··· Stored data ···
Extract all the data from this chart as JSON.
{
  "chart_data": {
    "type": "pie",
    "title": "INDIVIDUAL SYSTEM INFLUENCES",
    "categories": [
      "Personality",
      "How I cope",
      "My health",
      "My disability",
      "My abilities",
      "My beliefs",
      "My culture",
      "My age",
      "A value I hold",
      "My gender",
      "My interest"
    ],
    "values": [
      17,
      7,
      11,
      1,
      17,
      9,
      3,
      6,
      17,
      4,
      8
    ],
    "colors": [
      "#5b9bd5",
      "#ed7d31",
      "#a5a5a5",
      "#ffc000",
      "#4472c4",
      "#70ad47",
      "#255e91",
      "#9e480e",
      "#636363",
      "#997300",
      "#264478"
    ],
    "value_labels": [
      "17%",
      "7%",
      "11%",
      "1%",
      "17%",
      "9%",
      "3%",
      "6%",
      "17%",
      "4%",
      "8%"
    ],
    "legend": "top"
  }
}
···
Instructions for the task: Using the listing above, reproduce each line without omission.

Complete output:
Extract all the data from this chart as JSON.
{
  "chart_data": {
    "type": "pie",
    "title": "INDIVIDUAL SYSTEM INFLUENCES",
    "categories": [
      "Personality",
      "How I cope",
      "My health",
      "My disability",
      "My abilities",
      "My beliefs",
      "My culture",
      "My age",
      "A value I hold",
      "My gender",
      "My interest"
    ],
    "values": [
      17,
      7,
      11,
      1,
      17,
      9,
      3,
      6,
      17,
      4,
      8
    ],
    "colors": [
      "#5b9bd5",
      "#ed7d31",
      "#a5a5a5",
      "#ffc000",
      "#4472c4",
      "#70ad47",
      "#255e91",
      "#9e480e",
      "#636363",
      "#997300",
      "#264478"
    ],
    "value_labels": [
      "17%",
      "7%",
      "11%",
      "1%",
      "17%",
      "9%",
      "3%",
      "6%",
      "17%",
      "4%",
      "8%"
    ],
    "legend": "top"
  }
}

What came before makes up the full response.